● **Task details**
Go through the entries below and print each one exactly, leaving out pictures.

● **Supplied records**
════

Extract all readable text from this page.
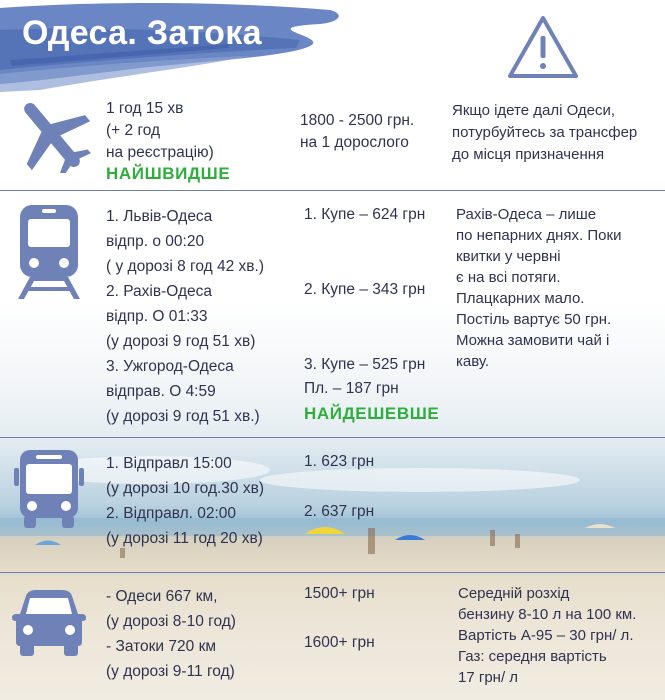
Одеса. Затока
1 год 15 хв
(+ 2 год
на реєстрацію)
НАЙШВИДШЕ
1800 - 2500 грн.
на 1 дорослого
Якщо ідете далі Одеси,
потурбуйтесь за трансфер
до місця призначення
1. Львів-Одеса
відпр. о 00:20
( у дорозі 8 год 42 хв.)
2. Рахів-Одеса
відпр. О 01:33
(у дорозі 9 год 51 хв)
3. Ужгород-Одеса
відправ. О 4:59
(у дорозі 9 год 51 хв.)
1. Купе – 624 грн
2. Купе – 343 грн
3. Купе – 525 грн
Пл. – 187 грн
НАЙДЕШЕВШЕ
Рахів-Одеса – лише
по непарних днях. Поки
квитки у червні
є на всі потяги.
Плацкарних мало.
Постіль вартує 50 грн.
Можна замовити чай і
каву.
1. Відправл 15:00
(у дорозі 10 год.30 хв)
2. Відправл. 02:00
(у дорозі 11 год 20 хв)
1. 623 грн
2. 637 грн
- Одеси 667 км,
(у дорозі 8-10 год)
- Затоки 720 км
(у дорозі 9-11 год)
1500+ грн
1600+ грн
Середній розхід
бензину 8-10 л на 100 км.
Вартість А-95 – 30 грн/ л.
Газ: середня вартість
17 грн/ л
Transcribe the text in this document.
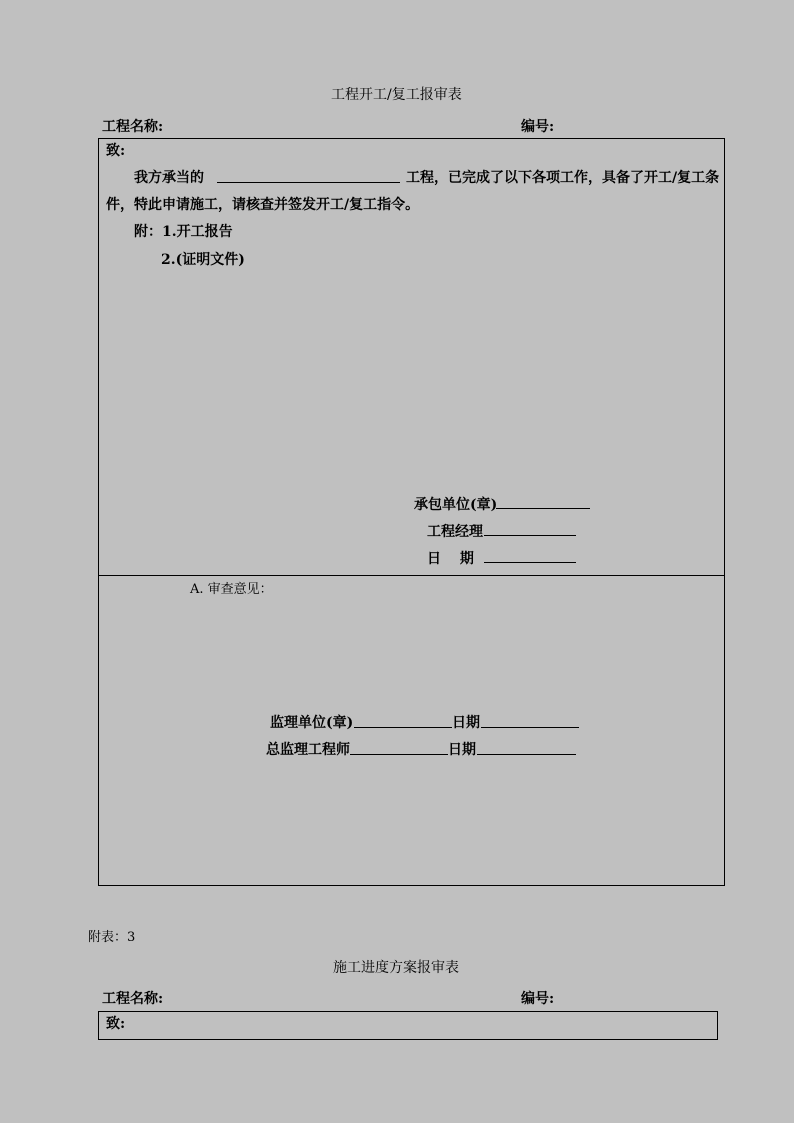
工程开工/复工报审表
工程名称:	编号:
致:
我方承当的	工程，已完成了以下各项工作，具备了开工/复工条
件，特此申请施工，请核查并签发开工/复工指令。
附：1.开工报告
2.(证明文件)
承包单位(章)
工程经理
日　 期
A. 审查意见：
监理单位(章)	日期
总监理工程师	日期
附表：3
施工进度方案报审表
工程名称:	编号:
致:
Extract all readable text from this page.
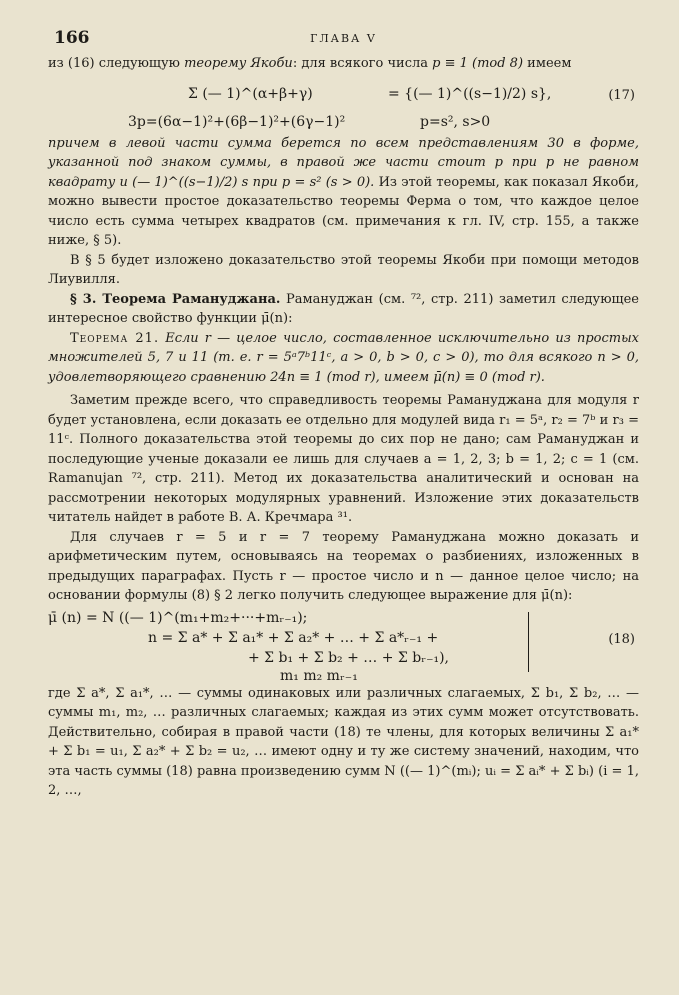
166	ГЛАВА V

из (16) следующую теорему Якоби: для всякого числа p ≡ 1 (mod 8) имеем

Σ (— 1)^(α+β+γ)
3p=(6α−1)²+(6β−1)²+(6γ−1)²
= {(— 1)^((s−1)/2) s},
p=s², s>0
(17)

причем в левой части сумма берется по всем представлениям 30 в форме, указанной под знаком суммы, в правой же части стоит p при p не равном квадрату и (— 1)^((s−1)/2) s при p = s² (s > 0). Из этой теоремы, как показал Якоби, можно вывести простое доказательство теоремы Ферма о том, что каждое целое число есть сумма четырех квадратов (см. примечания к гл. IV, стр. 155, а также ниже, § 5).

В § 5 будет изложено доказательство этой теоремы Якоби при помощи методов Лиувилля.

§ 3. Теорема Рамануджана. Рамануджан (см. ⁷², стр. 211) заметил следующее интересное свойство функции μ̄(n):

Теорема 21. Если r — целое число, составленное исключительно из простых множителей 5, 7 и 11 (т. е. r = 5ᵃ7ᵇ11ᶜ, a > 0, b > 0, c > 0), то для всякого n > 0, удовлетворяющего сравнению 24n ≡ 1 (mod r), имеем μ̄(n) ≡ 0 (mod r).

Заметим прежде всего, что справедливость теоремы Рамануджана для модуля r будет установлена, если доказать ее отдельно для модулей вида r₁ = 5ᵃ, r₂ = 7ᵇ и r₃ = 11ᶜ. Полного доказательства этой теоремы до сих пор не дано; сам Рамануджан и последующие ученые доказали ее лишь для случаев a = 1, 2, 3; b = 1, 2; c = 1 (см. Ramanujan ⁷², стр. 211). Метод их доказательства аналитический и основан на рассмотрении некоторых модулярных уравнений. Изложение этих доказательств читатель найдет в работе В. А. Кречмара ³¹.

Для случаев r = 5 и r = 7 теорему Рамануджана можно доказать и арифметическим путем, основываясь на теоремах о разбиениях, изложенных в предыдущих параграфах. Пусть r — простое число и n — данное целое число; на основании формулы (8) § 2 легко получить следующее выражение для μ̄(n):

μ̄ (n) = N ((— 1)^(m₁+m₂+···+mᵣ₋₁);
n = Σ a* + Σ a₁* + Σ a₂* + … + Σ a*ᵣ₋₁ +
+ Σ b₁ + Σ b₂ + … + Σ bᵣ₋₁),
m₁ m₂ mᵣ₋₁
(18)

где Σ a*, Σ a₁*, … — суммы одинаковых или различных слагаемых, Σ b₁, Σ b₂, … — суммы m₁, m₂, … различных слагаемых; каждая из этих сумм может отсутствовать. Действительно, собирая в правой части (18) те члены, для которых величины Σ a₁* + Σ b₁ = u₁, Σ a₂* + Σ b₂ = u₂, … имеют одну и ту же систему значений, находим, что эта часть суммы (18) равна произведению сумм N ((— 1)^(mᵢ); uᵢ = Σ aᵢ* + Σ bᵢ) (i = 1, 2, …,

════

● **Correct answer**
Extract all readable text from this page.
Одеса. Затока
1 год 15 хв
(+ 2 год
на реєстрацію)
НАЙШВИДШЕ
1800 - 2500 грн.
на 1 дорослого
Якщо ідете далі Одеси,
потурбуйтесь за трансфер
до місця призначення
1. Львів-Одеса
відпр. о 00:20
( у дорозі 8 год 42 хв.)
2. Рахів-Одеса
відпр. О 01:33
(у дорозі 9 год 51 хв)
3. Ужгород-Одеса
відправ. О 4:59
(у дорозі 9 год 51 хв.)
1. Купе – 624 грн
2. Купе – 343 грн
3. Купе – 525 грн
Пл. – 187 грн
НАЙДЕШЕВШЕ
Рахів-Одеса – лише
по непарних днях. Поки
квитки у червні
є на всі потяги.
Плацкарних мало.
Постіль вартує 50 грн.
Можна замовити чай і
каву.
1. Відправл 15:00
(у дорозі 10 год.30 хв)
2. Відправл. 02:00
(у дорозі 11 год 20 хв)
1. 623 грн
2. 637 грн
- Одеси 667 км,
(у дорозі 8-10 год)
- Затоки 720 км
(у дорозі 9-11 год)
1500+ грн
1600+ грн
Середній розхід
бензину 8-10 л на 100 км.
Вартість А-95 – 30 грн/ л.
Газ: середня вартість
17 грн/ л
Transcribe the text in this document.
工程开工/复工报审表
工程名称:	编号:
致:
我方承当的	工程，已完成了以下各项工作，具备了开工/复工条
件，特此申请施工，请核查并签发开工/复工指令。
附：1.开工报告
2.(证明文件)
承包单位(章)
工程经理
日　 期
A. 审查意见：
监理单位(章)	日期
总监理工程师	日期
附表：3
施工进度方案报审表
工程名称:	编号:
致:
Extract all readable text from this page.
166	ГЛАВА V

из (16) следующую теорему Якоби: для всякого числа p ≡ 1 (mod 8) имеем

Σ (— 1)^(α+β+γ)
3p=(6α−1)²+(6β−1)²+(6γ−1)²
= {(— 1)^((s−1)/2) s},
p=s², s>0
(17)

причем в левой части сумма берется по всем представлениям 30 в форме, указанной под знаком суммы, в правой же части стоит p при p не равном квадрату и (— 1)^((s−1)/2) s при p = s² (s > 0). Из этой теоремы, как показал Якоби, можно вывести простое доказательство теоремы Ферма о том, что каждое целое число есть сумма четырех квадратов (см. примечания к гл. IV, стр. 155, а также ниже, § 5).

В § 5 будет изложено доказательство этой теоремы Якоби при помощи методов Лиувилля.

§ 3. Теорема Рамануджана. Рамануджан (см. ⁷², стр. 211) заметил следующее интересное свойство функции μ̄(n):

Теорема 21. Если r — целое число, составленное исключительно из простых множителей 5, 7 и 11 (т. е. r = 5ᵃ7ᵇ11ᶜ, a > 0, b > 0, c > 0), то для всякого n > 0, удовлетворяющего сравнению 24n ≡ 1 (mod r), имеем μ̄(n) ≡ 0 (mod r).

Заметим прежде всего, что справедливость теоремы Рамануджана для модуля r будет установлена, если доказать ее отдельно для модулей вида r₁ = 5ᵃ, r₂ = 7ᵇ и r₃ = 11ᶜ. Полного доказательства этой теоремы до сих пор не дано; сам Рамануджан и последующие ученые доказали ее лишь для случаев a = 1, 2, 3; b = 1, 2; c = 1 (см. Ramanujan ⁷², стр. 211). Метод их доказательства аналитический и основан на рассмотрении некоторых модулярных уравнений. Изложение этих доказательств читатель найдет в работе В. А. Кречмара ³¹.

Для случаев r = 5 и r = 7 теорему Рамануджана можно доказать и арифметическим путем, основываясь на теоремах о разбиениях, изложенных в предыдущих параграфах. Пусть r — простое число и n — данное целое число; на основании формулы (8) § 2 легко получить следующее выражение для μ̄(n):

μ̄ (n) = N ((— 1)^(m₁+m₂+···+mᵣ₋₁);
n = Σ a* + Σ a₁* + Σ a₂* + … + Σ a*ᵣ₋₁ +
+ Σ b₁ + Σ b₂ + … + Σ bᵣ₋₁),
m₁ m₂ mᵣ₋₁
(18)

где Σ a*, Σ a₁*, … — суммы одинаковых или различных слагаемых, Σ b₁, Σ b₂, … — суммы m₁, m₂, … различных слагаемых; каждая из этих сумм может отсутствовать. Действительно, собирая в правой части (18) те члены, для которых величины Σ a₁* + Σ b₁ = u₁, Σ a₂* + Σ b₂ = u₂, … имеют одну и ту же систему значений, находим, что эта часть суммы (18) равна произведению сумм N ((— 1)^(mᵢ); uᵢ = Σ aᵢ* + Σ bᵢ) (i = 1, 2, …,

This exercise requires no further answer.